Reproduce the listing below without any change.
-- Start --
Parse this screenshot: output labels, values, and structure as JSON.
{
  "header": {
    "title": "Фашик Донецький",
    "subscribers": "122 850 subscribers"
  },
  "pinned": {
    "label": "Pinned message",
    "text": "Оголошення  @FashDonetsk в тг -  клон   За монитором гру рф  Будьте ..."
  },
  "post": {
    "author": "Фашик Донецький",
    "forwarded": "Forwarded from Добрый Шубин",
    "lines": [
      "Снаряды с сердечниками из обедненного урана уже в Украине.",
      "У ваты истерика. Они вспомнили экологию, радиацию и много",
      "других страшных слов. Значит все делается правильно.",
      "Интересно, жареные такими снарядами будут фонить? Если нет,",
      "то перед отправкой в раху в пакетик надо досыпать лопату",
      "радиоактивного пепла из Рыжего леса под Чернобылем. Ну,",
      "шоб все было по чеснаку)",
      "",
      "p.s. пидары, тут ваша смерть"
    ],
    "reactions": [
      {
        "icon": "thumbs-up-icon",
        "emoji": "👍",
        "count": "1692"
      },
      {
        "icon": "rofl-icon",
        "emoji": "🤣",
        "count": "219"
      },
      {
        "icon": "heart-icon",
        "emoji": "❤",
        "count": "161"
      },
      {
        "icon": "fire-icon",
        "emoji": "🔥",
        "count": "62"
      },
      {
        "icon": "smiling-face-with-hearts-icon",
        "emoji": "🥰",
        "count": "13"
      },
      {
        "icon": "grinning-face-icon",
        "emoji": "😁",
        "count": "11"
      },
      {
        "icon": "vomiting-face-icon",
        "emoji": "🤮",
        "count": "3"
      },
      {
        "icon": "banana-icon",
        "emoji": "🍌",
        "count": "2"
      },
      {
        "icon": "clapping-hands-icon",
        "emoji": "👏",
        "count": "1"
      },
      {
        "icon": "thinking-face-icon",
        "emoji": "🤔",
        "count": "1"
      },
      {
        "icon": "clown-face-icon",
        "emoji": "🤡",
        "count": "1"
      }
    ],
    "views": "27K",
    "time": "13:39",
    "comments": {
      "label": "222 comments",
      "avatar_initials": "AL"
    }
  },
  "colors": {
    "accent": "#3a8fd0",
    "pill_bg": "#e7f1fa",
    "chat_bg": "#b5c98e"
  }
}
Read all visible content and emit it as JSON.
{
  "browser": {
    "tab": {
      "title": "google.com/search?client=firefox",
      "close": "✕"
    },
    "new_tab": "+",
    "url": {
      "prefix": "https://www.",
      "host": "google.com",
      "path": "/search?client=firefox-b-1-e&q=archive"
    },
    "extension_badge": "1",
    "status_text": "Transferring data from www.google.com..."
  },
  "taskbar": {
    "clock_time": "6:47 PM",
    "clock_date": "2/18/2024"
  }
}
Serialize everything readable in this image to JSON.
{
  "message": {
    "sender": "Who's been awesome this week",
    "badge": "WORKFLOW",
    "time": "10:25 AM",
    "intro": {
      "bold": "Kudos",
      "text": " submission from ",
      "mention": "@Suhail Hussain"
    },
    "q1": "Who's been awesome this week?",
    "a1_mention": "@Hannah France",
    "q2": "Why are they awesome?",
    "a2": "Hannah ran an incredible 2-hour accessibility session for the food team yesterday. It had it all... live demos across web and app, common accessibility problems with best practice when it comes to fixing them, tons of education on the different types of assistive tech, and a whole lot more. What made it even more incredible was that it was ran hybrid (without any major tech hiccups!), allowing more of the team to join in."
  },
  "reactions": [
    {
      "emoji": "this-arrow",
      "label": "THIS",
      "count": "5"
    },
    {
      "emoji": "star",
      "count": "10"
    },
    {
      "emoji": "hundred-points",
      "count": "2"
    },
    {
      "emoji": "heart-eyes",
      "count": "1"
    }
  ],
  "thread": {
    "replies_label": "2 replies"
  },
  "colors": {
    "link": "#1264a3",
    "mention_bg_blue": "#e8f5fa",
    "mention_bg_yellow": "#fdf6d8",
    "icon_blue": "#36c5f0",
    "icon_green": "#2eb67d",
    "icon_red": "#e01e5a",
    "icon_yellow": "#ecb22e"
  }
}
-- End --
• **WRITTEN SOLUTION**:
Parse this screenshot: output labels, values, and structure as JSON.
{
  "header": {
    "title": "Фашик Донецький",
    "subscribers": "122 850 subscribers"
  },
  "pinned": {
    "label": "Pinned message",
    "text": "Оголошення  @FashDonetsk в тг -  клон   За монитором гру рф  Будьте ..."
  },
  "post": {
    "author": "Фашик Донецький",
    "forwarded": "Forwarded from Добрый Шубин",
    "lines": [
      "Снаряды с сердечниками из обедненного урана уже в Украине.",
      "У ваты истерика. Они вспомнили экологию, радиацию и много",
      "других страшных слов. Значит все делается правильно.",
      "Интересно, жареные такими снарядами будут фонить? Если нет,",
      "то перед отправкой в раху в пакетик надо досыпать лопату",
      "радиоактивного пепла из Рыжего леса под Чернобылем. Ну,",
      "шоб все было по чеснаку)",
      "",
      "p.s. пидары, тут ваша смерть"
    ],
    "reactions": [
      {
        "icon": "thumbs-up-icon",
        "emoji": "👍",
        "count": "1692"
      },
      {
        "icon": "rofl-icon",
        "emoji": "🤣",
        "count": "219"
      },
      {
        "icon": "heart-icon",
        "emoji": "❤",
        "count": "161"
      },
      {
        "icon": "fire-icon",
        "emoji": "🔥",
        "count": "62"
      },
      {
        "icon": "smiling-face-with-hearts-icon",
        "emoji": "🥰",
        "count": "13"
      },
      {
        "icon": "grinning-face-icon",
        "emoji": "😁",
        "count": "11"
      },
      {
        "icon": "vomiting-face-icon",
        "emoji": "🤮",
        "count": "3"
      },
      {
        "icon": "banana-icon",
        "emoji": "🍌",
        "count": "2"
      },
      {
        "icon": "clapping-hands-icon",
        "emoji": "👏",
        "count": "1"
      },
      {
        "icon": "thinking-face-icon",
        "emoji": "🤔",
        "count": "1"
      },
      {
        "icon": "clown-face-icon",
        "emoji": "🤡",
        "count": "1"
      }
    ],
    "views": "27K",
    "time": "13:39",
    "comments": {
      "label": "222 comments",
      "avatar_initials": "AL"
    }
  },
  "colors": {
    "accent": "#3a8fd0",
    "pill_bg": "#e7f1fa",
    "chat_bg": "#b5c98e"
  }
}
Read all visible content and emit it as JSON.
{
  "browser": {
    "tab": {
      "title": "google.com/search?client=firefox",
      "close": "✕"
    },
    "new_tab": "+",
    "url": {
      "prefix": "https://www.",
      "host": "google.com",
      "path": "/search?client=firefox-b-1-e&q=archive"
    },
    "extension_badge": "1",
    "status_text": "Transferring data from www.google.com..."
  },
  "taskbar": {
    "clock_time": "6:47 PM",
    "clock_date": "2/18/2024"
  }
}
Serialize everything readable in this image to JSON.
{
  "message": {
    "sender": "Who's been awesome this week",
    "badge": "WORKFLOW",
    "time": "10:25 AM",
    "intro": {
      "bold": "Kudos",
      "text": " submission from ",
      "mention": "@Suhail Hussain"
    },
    "q1": "Who's been awesome this week?",
    "a1_mention": "@Hannah France",
    "q2": "Why are they awesome?",
    "a2": "Hannah ran an incredible 2-hour accessibility session for the food team yesterday. It had it all... live demos across web and app, common accessibility problems with best practice when it comes to fixing them, tons of education on the different types of assistive tech, and a whole lot more. What made it even more incredible was that it was ran hybrid (without any major tech hiccups!), allowing more of the team to join in."
  },
  "reactions": [
    {
      "emoji": "this-arrow",
      "label": "THIS",
      "count": "5"
    },
    {
      "emoji": "star",
      "count": "10"
    },
    {
      "emoji": "hundred-points",
      "count": "2"
    },
    {
      "emoji": "heart-eyes",
      "count": "1"
    }
  ],
  "thread": {
    "replies_label": "2 replies"
  },
  "colors": {
    "link": "#1264a3",
    "mention_bg_blue": "#e8f5fa",
    "mention_bg_yellow": "#fdf6d8",
    "icon_blue": "#36c5f0",
    "icon_green": "#2eb67d",
    "icon_red": "#e01e5a",
    "icon_yellow": "#ecb22e"
  }
}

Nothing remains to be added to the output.